WORK REQUIRED
Nothing in the records may change when you print them out again.

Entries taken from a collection

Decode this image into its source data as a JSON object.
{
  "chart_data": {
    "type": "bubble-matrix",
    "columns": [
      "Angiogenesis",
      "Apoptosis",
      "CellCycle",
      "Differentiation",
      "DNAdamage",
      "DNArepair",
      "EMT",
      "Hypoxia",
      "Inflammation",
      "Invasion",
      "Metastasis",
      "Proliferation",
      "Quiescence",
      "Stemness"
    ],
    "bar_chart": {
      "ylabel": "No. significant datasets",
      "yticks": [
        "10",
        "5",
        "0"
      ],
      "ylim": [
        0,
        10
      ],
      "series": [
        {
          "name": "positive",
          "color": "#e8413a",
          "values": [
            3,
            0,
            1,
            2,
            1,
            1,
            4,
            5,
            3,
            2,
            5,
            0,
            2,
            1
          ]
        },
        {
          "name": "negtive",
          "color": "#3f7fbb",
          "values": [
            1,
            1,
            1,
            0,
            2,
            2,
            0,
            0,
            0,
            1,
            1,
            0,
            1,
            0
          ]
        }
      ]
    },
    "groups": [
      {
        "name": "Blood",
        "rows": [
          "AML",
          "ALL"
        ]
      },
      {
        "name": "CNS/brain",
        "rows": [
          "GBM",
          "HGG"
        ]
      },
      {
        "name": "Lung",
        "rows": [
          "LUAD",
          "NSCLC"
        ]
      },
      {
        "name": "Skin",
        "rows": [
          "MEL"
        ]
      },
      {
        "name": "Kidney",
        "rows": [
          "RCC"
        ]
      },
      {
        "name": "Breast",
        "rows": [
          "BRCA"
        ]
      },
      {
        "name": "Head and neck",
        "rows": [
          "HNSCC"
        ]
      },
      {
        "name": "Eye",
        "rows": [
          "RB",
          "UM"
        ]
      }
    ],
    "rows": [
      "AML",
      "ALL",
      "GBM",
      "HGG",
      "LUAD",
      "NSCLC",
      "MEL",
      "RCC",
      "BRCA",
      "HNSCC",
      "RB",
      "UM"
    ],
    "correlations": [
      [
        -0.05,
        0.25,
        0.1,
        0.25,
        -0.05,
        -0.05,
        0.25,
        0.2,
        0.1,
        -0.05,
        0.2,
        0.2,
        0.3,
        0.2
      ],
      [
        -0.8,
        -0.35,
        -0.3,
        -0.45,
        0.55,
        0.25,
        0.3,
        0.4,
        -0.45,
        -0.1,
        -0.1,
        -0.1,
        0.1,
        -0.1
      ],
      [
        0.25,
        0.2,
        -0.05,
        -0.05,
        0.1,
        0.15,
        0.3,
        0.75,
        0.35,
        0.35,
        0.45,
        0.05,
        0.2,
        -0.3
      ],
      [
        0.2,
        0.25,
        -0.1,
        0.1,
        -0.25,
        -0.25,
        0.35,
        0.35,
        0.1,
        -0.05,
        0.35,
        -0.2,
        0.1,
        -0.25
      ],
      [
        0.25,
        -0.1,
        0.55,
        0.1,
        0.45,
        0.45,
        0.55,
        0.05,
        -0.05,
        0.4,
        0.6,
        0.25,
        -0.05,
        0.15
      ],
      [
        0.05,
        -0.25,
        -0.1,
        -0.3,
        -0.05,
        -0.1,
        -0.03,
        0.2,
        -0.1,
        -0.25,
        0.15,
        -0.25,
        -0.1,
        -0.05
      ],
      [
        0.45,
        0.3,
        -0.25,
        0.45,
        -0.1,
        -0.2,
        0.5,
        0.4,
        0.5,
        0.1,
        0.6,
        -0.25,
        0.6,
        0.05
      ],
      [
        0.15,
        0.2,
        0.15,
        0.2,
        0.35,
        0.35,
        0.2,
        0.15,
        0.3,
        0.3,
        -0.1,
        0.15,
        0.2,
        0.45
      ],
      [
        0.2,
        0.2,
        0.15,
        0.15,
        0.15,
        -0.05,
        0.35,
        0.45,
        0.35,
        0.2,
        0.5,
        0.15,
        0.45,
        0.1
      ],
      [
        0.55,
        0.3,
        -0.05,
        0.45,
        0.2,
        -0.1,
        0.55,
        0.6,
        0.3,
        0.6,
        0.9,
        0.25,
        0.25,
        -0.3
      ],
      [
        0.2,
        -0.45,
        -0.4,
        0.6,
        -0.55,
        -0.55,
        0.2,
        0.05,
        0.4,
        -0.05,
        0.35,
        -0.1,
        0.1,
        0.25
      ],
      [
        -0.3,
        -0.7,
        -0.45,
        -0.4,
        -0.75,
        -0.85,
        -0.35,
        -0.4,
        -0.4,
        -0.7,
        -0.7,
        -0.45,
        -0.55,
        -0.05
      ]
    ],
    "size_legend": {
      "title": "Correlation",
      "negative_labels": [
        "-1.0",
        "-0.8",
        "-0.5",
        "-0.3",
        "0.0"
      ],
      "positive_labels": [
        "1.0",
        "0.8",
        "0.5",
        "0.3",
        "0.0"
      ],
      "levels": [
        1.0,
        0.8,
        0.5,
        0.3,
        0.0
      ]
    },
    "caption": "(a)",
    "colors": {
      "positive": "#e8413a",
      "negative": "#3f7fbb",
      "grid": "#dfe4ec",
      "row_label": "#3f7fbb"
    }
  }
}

EXERCISE RESULT
Decode this image into its source data as a JSON object.
{
  "chart_data": {
    "type": "bubble-matrix",
    "columns": [
      "Angiogenesis",
      "Apoptosis",
      "CellCycle",
      "Differentiation",
      "DNAdamage",
      "DNArepair",
      "EMT",
      "Hypoxia",
      "Inflammation",
      "Invasion",
      "Metastasis",
      "Proliferation",
      "Quiescence",
      "Stemness"
    ],
    "bar_chart": {
      "ylabel": "No. significant datasets",
      "yticks": [
        "10",
        "5",
        "0"
      ],
      "ylim": [
        0,
        10
      ],
      "series": [
        {
          "name": "positive",
          "color": "#e8413a",
          "values": [
            3,
            0,
            1,
            2,
            1,
            1,
            4,
            5,
            3,
            2,
            5,
            0,
            2,
            1
          ]
        },
        {
          "name": "negtive",
          "color": "#3f7fbb",
          "values": [
            1,
            1,
            1,
            0,
            2,
            2,
            0,
            0,
            0,
            1,
            1,
            0,
            1,
            0
          ]
        }
      ]
    },
    "groups": [
      {
        "name": "Blood",
        "rows": [
          "AML",
          "ALL"
        ]
      },
      {
        "name": "CNS/brain",
        "rows": [
          "GBM",
          "HGG"
        ]
      },
      {
        "name": "Lung",
        "rows": [
          "LUAD",
          "NSCLC"
        ]
      },
      {
        "name": "Skin",
        "rows": [
          "MEL"
        ]
      },
      {
        "name": "Kidney",
        "rows": [
          "RCC"
        ]
      },
      {
        "name": "Breast",
        "rows": [
          "BRCA"
        ]
      },
      {
        "name": "Head and neck",
        "rows": [
          "HNSCC"
        ]
      },
      {
        "name": "Eye",
        "rows": [
          "RB",
          "UM"
        ]
      }
    ],
    "rows": [
      "AML",
      "ALL",
      "GBM",
      "HGG",
      "LUAD",
      "NSCLC",
      "MEL",
      "RCC",
      "BRCA",
      "HNSCC",
      "RB",
      "UM"
    ],
    "correlations": [
      [
        -0.05,
        0.25,
        0.1,
        0.25,
        -0.05,
        -0.05,
        0.25,
        0.2,
        0.1,
        -0.05,
        0.2,
        0.2,
        0.3,
        0.2
      ],
      [
        -0.8,
        -0.35,
        -0.3,
        -0.45,
        0.55,
        0.25,
        0.3,
        0.4,
        -0.45,
        -0.1,
        -0.1,
        -0.1,
        0.1,
        -0.1
      ],
      [
        0.25,
        0.2,
        -0.05,
        -0.05,
        0.1,
        0.15,
        0.3,
        0.75,
        0.35,
        0.35,
        0.45,
        0.05,
        0.2,
        -0.3
      ],
      [
        0.2,
        0.25,
        -0.1,
        0.1,
        -0.25,
        -0.25,
        0.35,
        0.35,
        0.1,
        -0.05,
        0.35,
        -0.2,
        0.1,
        -0.25
      ],
      [
        0.25,
        -0.1,
        0.55,
        0.1,
        0.45,
        0.45,
        0.55,
        0.05,
        -0.05,
        0.4,
        0.6,
        0.25,
        -0.05,
        0.15
      ],
      [
        0.05,
        -0.25,
        -0.1,
        -0.3,
        -0.05,
        -0.1,
        -0.03,
        0.2,
        -0.1,
        -0.25,
        0.15,
        -0.25,
        -0.1,
        -0.05
      ],
      [
        0.45,
        0.3,
        -0.25,
        0.45,
        -0.1,
        -0.2,
        0.5,
        0.4,
        0.5,
        0.1,
        0.6,
        -0.25,
        0.6,
        0.05
      ],
      [
        0.15,
        0.2,
        0.15,
        0.2,
        0.35,
        0.35,
        0.2,
        0.15,
        0.3,
        0.3,
        -0.1,
        0.15,
        0.2,
        0.45
      ],
      [
        0.2,
        0.2,
        0.15,
        0.15,
        0.15,
        -0.05,
        0.35,
        0.45,
        0.35,
        0.2,
        0.5,
        0.15,
        0.45,
        0.1
      ],
      [
        0.55,
        0.3,
        -0.05,
        0.45,
        0.2,
        -0.1,
        0.55,
        0.6,
        0.3,
        0.6,
        0.9,
        0.25,
        0.25,
        -0.3
      ],
      [
        0.2,
        -0.45,
        -0.4,
        0.6,
        -0.55,
        -0.55,
        0.2,
        0.05,
        0.4,
        -0.05,
        0.35,
        -0.1,
        0.1,
        0.25
      ],
      [
        -0.3,
        -0.7,
        -0.45,
        -0.4,
        -0.75,
        -0.85,
        -0.35,
        -0.4,
        -0.4,
        -0.7,
        -0.7,
        -0.45,
        -0.55,
        -0.05
      ]
    ],
    "size_legend": {
      "title": "Correlation",
      "negative_labels": [
        "-1.0",
        "-0.8",
        "-0.5",
        "-0.3",
        "0.0"
      ],
      "positive_labels": [
        "1.0",
        "0.8",
        "0.5",
        "0.3",
        "0.0"
      ],
      "levels": [
        1.0,
        0.8,
        0.5,
        0.3,
        0.0
      ]
    },
    "caption": "(a)",
    "colors": {
      "positive": "#e8413a",
      "negative": "#3f7fbb",
      "grid": "#dfe4ec",
      "row_label": "#3f7fbb"
    }
  }
}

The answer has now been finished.